**Working data:**
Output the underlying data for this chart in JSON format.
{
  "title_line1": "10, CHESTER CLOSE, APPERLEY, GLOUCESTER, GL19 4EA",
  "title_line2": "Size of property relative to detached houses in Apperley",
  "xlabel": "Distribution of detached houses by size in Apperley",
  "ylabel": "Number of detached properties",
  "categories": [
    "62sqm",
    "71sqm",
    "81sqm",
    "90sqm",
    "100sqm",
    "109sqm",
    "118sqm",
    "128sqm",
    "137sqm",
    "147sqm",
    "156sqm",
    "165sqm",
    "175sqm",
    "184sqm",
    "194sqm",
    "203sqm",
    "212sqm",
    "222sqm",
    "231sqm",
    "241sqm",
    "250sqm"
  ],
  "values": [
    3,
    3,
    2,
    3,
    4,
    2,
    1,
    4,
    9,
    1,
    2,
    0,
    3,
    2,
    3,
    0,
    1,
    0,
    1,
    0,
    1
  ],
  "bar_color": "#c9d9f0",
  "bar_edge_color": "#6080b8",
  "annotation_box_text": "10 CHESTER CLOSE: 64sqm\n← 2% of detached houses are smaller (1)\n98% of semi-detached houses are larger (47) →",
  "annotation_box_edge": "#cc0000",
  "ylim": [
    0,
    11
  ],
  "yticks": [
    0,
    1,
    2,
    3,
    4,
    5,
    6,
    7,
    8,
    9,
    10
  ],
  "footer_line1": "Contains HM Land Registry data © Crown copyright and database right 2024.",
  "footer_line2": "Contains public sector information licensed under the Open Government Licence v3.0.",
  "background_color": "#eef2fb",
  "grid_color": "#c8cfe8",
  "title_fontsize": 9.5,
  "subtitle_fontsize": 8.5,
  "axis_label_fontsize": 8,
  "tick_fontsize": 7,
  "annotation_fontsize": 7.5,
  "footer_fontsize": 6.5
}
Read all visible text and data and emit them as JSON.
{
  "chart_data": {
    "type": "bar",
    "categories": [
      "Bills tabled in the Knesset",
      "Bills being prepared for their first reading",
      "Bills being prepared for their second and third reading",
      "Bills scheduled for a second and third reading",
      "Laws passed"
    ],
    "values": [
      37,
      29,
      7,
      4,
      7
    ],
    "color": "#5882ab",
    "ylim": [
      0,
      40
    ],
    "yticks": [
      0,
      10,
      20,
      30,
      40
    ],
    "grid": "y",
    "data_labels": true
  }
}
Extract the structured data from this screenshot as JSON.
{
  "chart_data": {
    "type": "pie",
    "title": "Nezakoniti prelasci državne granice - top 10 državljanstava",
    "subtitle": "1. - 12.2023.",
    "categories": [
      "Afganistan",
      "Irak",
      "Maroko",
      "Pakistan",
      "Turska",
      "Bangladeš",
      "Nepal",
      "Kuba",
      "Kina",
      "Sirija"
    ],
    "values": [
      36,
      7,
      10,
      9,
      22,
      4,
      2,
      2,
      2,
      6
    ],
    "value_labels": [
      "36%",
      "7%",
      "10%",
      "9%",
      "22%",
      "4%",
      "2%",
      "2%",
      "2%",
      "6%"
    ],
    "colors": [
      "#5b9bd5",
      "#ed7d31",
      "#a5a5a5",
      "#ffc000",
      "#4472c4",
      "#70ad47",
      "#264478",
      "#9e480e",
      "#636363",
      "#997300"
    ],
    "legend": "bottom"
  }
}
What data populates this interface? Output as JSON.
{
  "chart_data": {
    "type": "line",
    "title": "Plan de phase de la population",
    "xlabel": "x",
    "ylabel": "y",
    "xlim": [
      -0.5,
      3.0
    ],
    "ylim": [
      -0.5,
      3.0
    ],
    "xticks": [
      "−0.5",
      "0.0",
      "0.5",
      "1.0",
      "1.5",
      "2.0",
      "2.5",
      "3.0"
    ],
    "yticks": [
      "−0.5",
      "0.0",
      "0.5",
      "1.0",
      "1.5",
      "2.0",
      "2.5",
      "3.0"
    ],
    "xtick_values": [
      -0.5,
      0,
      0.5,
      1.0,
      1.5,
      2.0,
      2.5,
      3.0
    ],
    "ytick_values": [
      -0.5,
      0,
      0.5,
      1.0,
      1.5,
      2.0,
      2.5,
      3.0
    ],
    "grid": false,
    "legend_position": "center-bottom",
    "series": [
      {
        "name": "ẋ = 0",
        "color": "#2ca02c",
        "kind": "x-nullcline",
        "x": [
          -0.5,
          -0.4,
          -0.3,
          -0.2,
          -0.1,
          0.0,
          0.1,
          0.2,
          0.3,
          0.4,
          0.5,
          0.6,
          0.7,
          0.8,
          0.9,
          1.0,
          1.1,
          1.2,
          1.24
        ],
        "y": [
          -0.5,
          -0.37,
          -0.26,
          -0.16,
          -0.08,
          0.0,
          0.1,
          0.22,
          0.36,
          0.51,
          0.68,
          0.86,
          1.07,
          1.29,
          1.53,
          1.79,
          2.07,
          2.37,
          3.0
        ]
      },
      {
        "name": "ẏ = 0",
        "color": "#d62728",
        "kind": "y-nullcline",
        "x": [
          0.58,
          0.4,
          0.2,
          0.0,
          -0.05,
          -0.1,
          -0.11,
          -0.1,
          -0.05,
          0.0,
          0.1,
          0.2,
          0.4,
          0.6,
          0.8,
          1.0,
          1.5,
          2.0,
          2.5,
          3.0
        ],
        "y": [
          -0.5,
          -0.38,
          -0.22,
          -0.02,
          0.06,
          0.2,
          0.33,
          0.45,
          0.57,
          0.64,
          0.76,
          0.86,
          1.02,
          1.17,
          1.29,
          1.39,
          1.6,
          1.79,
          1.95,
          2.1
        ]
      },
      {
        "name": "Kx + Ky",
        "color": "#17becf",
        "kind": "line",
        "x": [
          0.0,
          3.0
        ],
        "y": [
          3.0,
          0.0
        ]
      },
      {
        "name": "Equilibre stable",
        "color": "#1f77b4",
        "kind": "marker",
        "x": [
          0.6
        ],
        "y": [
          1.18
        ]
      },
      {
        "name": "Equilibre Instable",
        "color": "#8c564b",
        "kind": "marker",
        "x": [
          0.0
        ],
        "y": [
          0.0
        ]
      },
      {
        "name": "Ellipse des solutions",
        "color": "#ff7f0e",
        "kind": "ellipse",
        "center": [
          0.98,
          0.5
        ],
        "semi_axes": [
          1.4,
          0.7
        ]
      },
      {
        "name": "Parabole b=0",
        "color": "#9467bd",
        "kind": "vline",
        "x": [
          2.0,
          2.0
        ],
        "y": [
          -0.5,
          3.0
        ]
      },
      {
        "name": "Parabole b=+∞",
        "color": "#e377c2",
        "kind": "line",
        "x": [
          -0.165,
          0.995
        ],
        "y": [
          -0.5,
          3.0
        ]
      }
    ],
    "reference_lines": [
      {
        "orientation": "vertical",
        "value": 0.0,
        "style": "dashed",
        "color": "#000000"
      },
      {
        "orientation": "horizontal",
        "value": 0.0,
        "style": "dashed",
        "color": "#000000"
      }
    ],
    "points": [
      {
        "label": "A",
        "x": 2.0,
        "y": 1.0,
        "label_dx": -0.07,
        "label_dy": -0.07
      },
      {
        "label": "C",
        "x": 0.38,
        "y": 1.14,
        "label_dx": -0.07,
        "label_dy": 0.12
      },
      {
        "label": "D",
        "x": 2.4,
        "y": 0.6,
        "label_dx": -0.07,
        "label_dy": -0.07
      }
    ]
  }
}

**Request:** Gather each line in the entries above where the string "center" is found.

**The answer:**
    "legend_position": "center-bottom",
        "center": [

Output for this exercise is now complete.